List every table name containing an underscore that appears in the sleep and activity case study excerpt below.

EXCERPT>

┄┄┄┄┄┄┄┄┄┄

Results According to the aggregated data and chart it appears the most active time of day is between about 5 & 6 pm. We get a sharp increase in activity at the beginning of the day around 6 am and it keeps rising until we get a dip between 2 - 4pm, before our active peak of the day between 5 & 6 pm. After about 7pm there is a sharp decrease in activity.
Average Sleep Data: SQL & Excel Sleep is extremely important and has a major impact on our day. I wanted to find the average amount of sleep by day of the week as well as a summary of sleep over the collection period so I could compare the results to see if it had any affect on activity. I created a pivot table and chart of sleep averages with day of the week in Excel from the Sleep_Avg table which I already processed and transformed from the Sleep_Data dataset in BigQuery.(As shown above in the Process section of this Case Study.)
Sleep vs. Highly Active Minutes: Tableau To get a
comparison of average sleep and activity, I needed to create a dual axis
chart in Tableau. I made a connection with the Sleep_Data table
and Daily_Activity in the data soucre section in Tableau. I
created a dual axis line chart comparing average time asleep to very
active minutes over the dates of the data collection period.
Results: Recommended sleep for adults is between 7 - 9 hours a day. The Sleep averages chart shows that the weekend (Saturday & Sunday) is when users get the most sleep. Tuesday and Thursday users get the least amount of sleep, less than 7 hours which is the minimum amount recommended for adults. We also saw a decline in activity after Tuesday in the Average calories and steps data. This shows a trend in sleep and physical activity. The dual axis chart shows a direct correlation between sleep and highly active minutes over time. Each day the users get more sleep the level in highly active minutes increases. Every day that has a dip in sleep, there is a dip in highly active minutes. The more sleep the users get the more highly active minutes they will partake in the next day. The less sleep the user gets, the more likely of a decrease in highly active minutes the following day.
Since sleep is so important and not only does the Bellabeat Time product keep track of your activity, but sleep as well. I wanted to compare how active users were, when tracking activity versus tracking sleep. I used the same standard for both tables of data by categorizing how often a user was tracking for that specific activity.
I created a pivot chart from the aggregated data in the
User_Type table which is filtered and processed from the
Daily_Activity table.
To categorize the users for sleep tracking I queried the
Sleep_Data table in SQL by selecting DISTINCT user Id counting
each user login date. Then I categorized each user based on number of
logins.
User Tracking: Activity vs. Sleep: Tableau To
compare how users track their sleep and how they track their activity I
wanted to create a dashboard in tableau to compare the charts side by
side. I uploaded the User_Type table and made a connection by
user type with the already uploaded Sleep_Data table. Within
Tableau I created a pie chart from both tables and changed the total
login data to percentage of total. I created a dashboard to compare both
pie charts side by side.
Results: The amount of Highly Active users for physical activity reached almost 88%, while Highly Active users only accounted for roughly 46% of sleep tracking. The amount of Highly Active users for tracking sleep was almost cut in half compared to Highly Active users for physical activity. Lightly Active users (which is between 0 and 5 logins) accounted for one third of all sleep tracking, compared to about 3% of tracking physical activity.
Days of the Week
Hourly
Sleep
User Tracking
Marketing Strategy Since the Covid-19 pandemic and a shift in working from home, it is recommended that the marketing department continue and increase their investment opportunities in digital ads on:
Advertisement time would be beneficial between 4 - 7 pm when people are getting off work and starting their peak time of physical activity.

┄┄┄┄┄┄┄┄┄┄

SUPPLIED INFORMATION>

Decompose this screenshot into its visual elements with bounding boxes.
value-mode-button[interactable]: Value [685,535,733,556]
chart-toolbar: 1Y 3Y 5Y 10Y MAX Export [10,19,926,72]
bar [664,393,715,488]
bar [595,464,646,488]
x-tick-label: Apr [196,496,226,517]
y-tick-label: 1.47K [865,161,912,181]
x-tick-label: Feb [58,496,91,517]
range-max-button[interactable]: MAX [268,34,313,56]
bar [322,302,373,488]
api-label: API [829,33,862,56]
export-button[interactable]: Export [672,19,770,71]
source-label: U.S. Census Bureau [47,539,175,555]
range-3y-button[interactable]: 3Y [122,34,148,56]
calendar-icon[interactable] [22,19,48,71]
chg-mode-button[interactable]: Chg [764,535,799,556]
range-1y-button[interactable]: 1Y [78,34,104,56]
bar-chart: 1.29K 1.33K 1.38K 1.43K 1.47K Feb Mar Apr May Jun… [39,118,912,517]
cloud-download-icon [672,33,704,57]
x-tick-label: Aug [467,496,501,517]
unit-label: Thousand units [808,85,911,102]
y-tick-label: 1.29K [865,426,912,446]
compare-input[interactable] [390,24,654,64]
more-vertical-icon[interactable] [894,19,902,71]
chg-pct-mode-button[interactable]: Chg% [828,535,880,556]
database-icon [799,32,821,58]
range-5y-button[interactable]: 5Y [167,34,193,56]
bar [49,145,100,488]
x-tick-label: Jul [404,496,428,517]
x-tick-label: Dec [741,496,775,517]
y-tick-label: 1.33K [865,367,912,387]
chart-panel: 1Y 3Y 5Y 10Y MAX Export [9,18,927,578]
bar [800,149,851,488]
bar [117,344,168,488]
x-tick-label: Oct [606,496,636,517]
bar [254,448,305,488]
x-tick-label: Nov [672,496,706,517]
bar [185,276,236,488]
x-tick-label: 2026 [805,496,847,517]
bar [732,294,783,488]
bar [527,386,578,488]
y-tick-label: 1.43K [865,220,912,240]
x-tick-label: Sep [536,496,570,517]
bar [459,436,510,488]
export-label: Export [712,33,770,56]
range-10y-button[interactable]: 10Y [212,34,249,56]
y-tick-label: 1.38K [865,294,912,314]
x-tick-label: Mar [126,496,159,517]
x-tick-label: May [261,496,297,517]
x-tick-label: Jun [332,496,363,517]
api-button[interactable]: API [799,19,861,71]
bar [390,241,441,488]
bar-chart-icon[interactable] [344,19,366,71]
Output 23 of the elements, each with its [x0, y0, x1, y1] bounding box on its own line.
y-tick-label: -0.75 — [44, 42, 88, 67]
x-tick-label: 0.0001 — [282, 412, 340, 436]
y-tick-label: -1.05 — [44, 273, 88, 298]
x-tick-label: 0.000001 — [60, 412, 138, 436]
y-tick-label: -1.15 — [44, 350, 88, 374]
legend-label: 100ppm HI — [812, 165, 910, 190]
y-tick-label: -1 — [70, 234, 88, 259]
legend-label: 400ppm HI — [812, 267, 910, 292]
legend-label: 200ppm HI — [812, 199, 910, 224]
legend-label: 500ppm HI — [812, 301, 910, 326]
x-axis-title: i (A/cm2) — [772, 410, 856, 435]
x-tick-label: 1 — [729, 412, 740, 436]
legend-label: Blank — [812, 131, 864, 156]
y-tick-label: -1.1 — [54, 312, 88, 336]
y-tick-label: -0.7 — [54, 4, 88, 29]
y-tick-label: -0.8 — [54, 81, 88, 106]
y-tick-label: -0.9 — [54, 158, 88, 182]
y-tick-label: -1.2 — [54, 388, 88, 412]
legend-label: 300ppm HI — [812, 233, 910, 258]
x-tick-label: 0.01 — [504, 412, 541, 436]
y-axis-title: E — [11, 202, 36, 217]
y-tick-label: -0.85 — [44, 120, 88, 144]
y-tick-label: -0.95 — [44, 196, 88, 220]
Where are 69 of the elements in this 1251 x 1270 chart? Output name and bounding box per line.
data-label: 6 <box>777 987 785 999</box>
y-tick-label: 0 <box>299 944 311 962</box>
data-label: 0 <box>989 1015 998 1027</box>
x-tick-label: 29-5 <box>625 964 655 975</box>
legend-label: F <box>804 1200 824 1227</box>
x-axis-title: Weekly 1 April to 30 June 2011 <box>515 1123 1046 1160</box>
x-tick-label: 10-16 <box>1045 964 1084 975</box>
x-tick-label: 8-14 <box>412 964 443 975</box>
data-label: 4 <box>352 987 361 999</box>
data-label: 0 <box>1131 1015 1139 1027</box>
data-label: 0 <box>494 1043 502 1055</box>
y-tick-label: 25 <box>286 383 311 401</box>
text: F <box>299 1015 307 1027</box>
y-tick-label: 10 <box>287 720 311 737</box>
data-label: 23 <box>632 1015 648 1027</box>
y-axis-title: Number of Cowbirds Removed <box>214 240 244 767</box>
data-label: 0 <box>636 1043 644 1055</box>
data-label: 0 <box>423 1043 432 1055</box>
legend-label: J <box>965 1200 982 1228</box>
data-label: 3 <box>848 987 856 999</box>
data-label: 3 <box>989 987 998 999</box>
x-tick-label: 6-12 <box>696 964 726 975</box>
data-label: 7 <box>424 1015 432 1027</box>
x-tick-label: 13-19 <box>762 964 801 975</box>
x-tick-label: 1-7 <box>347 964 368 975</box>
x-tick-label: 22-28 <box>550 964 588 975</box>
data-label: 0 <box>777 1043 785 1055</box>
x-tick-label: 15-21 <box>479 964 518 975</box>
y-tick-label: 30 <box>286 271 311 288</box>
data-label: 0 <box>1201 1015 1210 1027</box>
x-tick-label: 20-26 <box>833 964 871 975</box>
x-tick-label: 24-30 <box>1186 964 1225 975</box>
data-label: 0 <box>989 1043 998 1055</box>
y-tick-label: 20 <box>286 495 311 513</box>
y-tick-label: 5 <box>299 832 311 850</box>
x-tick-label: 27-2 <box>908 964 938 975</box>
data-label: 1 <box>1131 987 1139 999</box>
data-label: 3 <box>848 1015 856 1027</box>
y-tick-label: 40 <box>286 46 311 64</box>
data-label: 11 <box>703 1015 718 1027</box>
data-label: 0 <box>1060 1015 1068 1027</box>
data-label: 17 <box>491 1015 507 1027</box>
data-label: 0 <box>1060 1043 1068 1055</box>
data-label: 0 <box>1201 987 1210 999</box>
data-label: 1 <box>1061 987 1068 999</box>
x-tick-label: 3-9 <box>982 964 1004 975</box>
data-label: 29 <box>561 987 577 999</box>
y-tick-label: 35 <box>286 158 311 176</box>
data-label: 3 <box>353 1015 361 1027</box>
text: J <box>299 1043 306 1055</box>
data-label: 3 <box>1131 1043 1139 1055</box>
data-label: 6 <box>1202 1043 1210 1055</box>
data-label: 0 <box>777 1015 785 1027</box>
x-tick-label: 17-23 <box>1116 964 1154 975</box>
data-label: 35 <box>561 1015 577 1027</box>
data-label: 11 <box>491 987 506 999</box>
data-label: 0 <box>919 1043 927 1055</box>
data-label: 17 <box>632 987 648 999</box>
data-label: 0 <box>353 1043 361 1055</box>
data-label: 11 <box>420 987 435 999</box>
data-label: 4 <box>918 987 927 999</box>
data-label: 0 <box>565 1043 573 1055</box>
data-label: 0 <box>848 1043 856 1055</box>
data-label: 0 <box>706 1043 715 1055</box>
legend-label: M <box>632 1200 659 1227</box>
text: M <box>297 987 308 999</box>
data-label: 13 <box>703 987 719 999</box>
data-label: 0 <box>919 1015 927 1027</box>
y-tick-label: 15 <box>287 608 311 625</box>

┄┄┄┄┄┄┄┄┄┄

ANSWER TO THE PROBLEM>
Sleep_Avg, Sleep_Data, Daily_Activity, User_Type